STATED TASK: Count the lines in the records that contain the string "area", matching case exactly, and reply with only that number.

ENTRIES:
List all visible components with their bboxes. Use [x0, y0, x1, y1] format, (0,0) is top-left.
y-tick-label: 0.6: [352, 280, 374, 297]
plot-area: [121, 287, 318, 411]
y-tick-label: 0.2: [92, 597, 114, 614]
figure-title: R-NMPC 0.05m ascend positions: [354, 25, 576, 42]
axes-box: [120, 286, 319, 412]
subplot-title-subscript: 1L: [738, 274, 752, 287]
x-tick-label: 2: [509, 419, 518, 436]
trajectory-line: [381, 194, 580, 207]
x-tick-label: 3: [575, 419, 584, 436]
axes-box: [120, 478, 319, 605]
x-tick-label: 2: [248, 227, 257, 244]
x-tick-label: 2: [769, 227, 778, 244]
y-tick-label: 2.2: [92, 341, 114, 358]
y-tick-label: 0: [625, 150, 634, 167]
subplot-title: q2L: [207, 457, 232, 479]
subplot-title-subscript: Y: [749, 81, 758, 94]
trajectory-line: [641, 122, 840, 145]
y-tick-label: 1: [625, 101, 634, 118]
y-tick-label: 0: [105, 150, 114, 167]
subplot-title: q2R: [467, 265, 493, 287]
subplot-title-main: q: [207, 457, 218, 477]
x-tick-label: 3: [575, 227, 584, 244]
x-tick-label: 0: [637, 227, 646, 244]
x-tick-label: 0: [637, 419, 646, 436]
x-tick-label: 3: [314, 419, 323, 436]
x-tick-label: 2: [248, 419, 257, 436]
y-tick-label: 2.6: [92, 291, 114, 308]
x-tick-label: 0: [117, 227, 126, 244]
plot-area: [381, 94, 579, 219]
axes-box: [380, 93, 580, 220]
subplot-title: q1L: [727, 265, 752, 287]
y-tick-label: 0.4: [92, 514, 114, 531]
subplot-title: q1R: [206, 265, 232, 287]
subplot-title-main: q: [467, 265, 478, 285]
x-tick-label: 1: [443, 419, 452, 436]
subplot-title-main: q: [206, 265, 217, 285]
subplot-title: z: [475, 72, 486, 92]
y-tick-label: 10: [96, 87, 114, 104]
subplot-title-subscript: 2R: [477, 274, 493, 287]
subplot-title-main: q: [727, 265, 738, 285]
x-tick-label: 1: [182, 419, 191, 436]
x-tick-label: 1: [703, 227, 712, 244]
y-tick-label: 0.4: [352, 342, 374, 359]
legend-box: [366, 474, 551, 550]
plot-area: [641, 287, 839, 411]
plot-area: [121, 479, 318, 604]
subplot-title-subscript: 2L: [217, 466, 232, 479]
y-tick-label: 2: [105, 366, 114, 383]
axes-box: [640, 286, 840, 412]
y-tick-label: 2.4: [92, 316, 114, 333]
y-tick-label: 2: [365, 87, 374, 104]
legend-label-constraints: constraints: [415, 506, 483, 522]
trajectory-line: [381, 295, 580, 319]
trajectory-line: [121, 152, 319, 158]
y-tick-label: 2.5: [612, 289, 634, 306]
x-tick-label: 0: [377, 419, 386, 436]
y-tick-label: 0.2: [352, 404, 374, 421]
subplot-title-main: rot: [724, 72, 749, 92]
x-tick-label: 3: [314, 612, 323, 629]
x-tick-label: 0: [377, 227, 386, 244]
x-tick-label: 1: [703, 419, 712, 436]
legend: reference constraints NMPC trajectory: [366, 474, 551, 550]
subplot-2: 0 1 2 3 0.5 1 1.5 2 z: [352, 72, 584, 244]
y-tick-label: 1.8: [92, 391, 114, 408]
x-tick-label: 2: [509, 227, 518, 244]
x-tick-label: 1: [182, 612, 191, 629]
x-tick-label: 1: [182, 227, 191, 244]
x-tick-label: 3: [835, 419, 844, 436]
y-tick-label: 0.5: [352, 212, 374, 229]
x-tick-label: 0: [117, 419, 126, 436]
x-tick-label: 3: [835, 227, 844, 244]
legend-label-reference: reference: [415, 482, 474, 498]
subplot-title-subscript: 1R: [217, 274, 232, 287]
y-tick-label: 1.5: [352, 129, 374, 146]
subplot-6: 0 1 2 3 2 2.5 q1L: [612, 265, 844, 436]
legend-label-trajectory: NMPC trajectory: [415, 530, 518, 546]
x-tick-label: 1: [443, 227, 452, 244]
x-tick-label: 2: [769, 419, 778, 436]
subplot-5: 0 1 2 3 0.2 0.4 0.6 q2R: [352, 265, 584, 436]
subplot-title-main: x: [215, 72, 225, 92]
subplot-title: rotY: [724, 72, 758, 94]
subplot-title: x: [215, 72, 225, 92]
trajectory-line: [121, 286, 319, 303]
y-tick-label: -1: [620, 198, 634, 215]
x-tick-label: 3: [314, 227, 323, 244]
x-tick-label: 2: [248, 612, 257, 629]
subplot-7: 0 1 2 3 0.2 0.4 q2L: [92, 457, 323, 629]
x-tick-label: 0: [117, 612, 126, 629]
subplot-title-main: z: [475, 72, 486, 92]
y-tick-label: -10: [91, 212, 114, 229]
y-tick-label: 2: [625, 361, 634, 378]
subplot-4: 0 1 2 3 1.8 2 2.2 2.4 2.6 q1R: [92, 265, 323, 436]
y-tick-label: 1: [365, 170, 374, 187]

RESULT FOR THIS TASK: 4